Request:
Check each line of the listing for the word "أيجيدور" and report how many lines contain it, giving nothing but the number.

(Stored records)
━━━

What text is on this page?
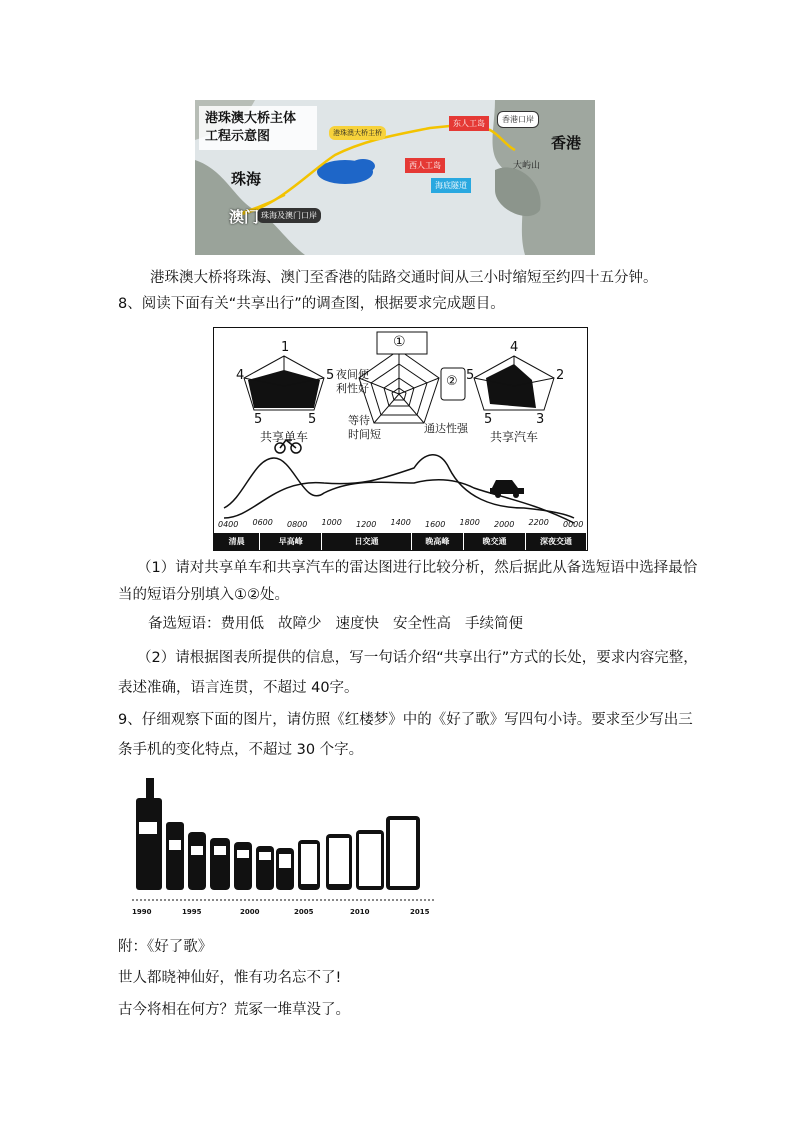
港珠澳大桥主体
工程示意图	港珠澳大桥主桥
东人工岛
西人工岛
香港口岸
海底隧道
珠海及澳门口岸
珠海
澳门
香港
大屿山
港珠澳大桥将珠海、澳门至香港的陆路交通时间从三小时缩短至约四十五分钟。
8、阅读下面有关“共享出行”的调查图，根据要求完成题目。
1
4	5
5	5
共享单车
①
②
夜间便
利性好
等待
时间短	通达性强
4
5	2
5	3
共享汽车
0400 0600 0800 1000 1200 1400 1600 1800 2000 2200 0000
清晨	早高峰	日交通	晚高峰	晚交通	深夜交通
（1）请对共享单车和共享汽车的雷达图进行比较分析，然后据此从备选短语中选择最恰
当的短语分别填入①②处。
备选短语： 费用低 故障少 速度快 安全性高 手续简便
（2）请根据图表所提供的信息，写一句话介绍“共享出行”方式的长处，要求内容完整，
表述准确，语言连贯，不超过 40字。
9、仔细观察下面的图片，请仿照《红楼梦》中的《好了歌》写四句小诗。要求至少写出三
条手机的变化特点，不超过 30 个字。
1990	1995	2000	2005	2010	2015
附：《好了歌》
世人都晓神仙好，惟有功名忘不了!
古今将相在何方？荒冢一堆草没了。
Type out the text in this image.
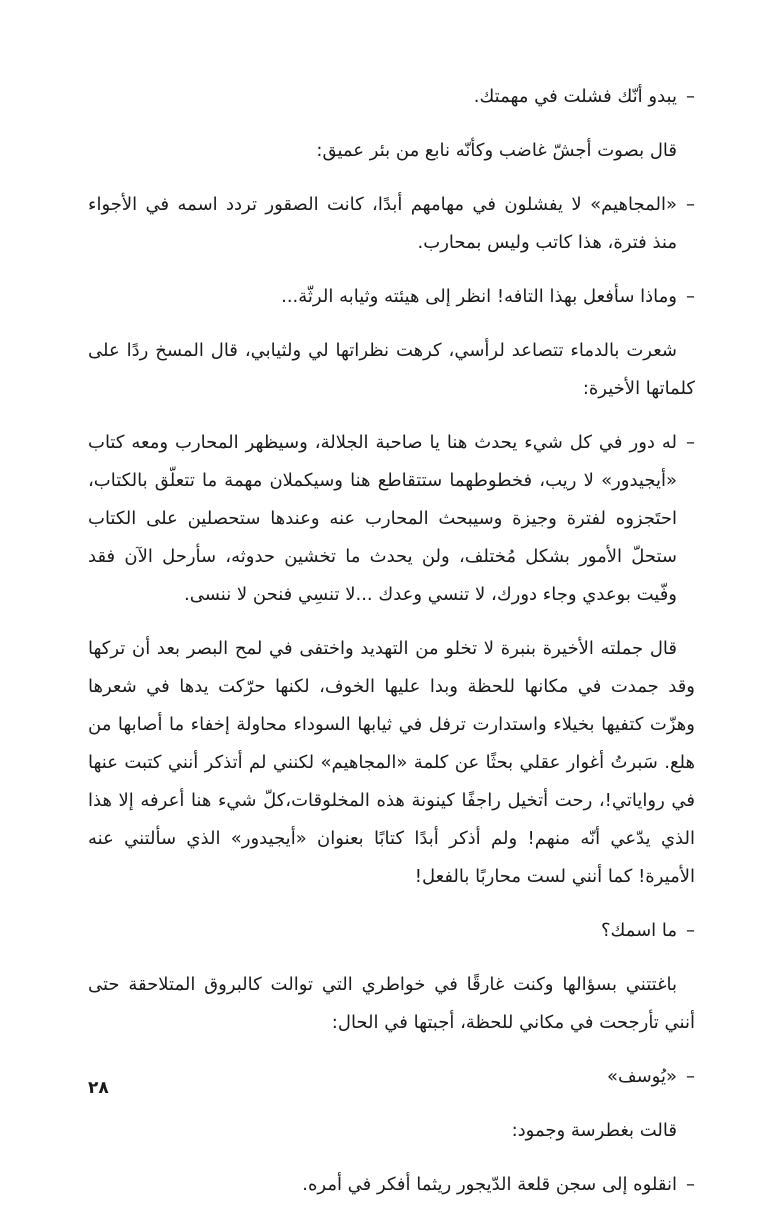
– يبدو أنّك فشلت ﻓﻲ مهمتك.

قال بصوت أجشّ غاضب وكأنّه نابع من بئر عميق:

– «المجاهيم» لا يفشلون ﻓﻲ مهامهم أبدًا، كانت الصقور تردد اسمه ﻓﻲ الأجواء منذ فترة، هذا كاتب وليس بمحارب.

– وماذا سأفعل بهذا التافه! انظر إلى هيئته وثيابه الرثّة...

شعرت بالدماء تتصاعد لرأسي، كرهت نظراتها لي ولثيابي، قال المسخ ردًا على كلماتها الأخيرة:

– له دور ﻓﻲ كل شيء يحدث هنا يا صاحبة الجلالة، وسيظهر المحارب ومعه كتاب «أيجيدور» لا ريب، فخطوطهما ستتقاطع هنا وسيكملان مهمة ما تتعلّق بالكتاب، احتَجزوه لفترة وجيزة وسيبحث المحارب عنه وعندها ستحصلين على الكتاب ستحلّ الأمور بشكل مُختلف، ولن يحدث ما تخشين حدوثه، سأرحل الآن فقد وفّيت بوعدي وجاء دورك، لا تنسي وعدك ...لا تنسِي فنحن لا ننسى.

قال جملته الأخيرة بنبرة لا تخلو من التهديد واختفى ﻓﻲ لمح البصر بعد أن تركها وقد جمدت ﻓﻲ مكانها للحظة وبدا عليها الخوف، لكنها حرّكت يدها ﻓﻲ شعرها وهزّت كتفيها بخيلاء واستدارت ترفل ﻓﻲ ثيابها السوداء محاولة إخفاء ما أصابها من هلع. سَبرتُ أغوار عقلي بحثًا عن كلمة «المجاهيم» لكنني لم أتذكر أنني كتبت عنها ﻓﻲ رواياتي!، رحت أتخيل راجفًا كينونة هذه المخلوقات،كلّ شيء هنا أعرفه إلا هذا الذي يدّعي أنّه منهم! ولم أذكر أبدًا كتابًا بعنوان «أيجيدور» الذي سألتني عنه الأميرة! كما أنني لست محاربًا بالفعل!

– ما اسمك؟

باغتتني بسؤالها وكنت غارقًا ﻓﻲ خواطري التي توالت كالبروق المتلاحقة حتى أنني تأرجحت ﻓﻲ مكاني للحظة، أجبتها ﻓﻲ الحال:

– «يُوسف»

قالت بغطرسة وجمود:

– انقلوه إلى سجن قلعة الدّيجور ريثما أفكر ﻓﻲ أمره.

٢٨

━━━

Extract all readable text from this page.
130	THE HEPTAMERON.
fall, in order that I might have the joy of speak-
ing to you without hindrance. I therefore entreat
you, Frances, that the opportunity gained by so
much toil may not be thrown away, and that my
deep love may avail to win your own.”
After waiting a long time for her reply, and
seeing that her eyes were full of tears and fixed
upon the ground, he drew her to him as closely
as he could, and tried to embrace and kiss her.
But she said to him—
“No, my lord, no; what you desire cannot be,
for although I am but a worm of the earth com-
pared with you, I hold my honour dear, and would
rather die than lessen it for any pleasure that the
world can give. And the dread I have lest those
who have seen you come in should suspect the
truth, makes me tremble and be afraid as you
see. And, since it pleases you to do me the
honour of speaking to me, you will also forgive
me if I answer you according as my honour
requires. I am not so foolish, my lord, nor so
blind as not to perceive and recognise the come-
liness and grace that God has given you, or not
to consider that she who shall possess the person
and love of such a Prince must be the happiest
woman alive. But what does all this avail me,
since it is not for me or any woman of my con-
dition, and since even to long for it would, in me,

━━━

Complete response:
2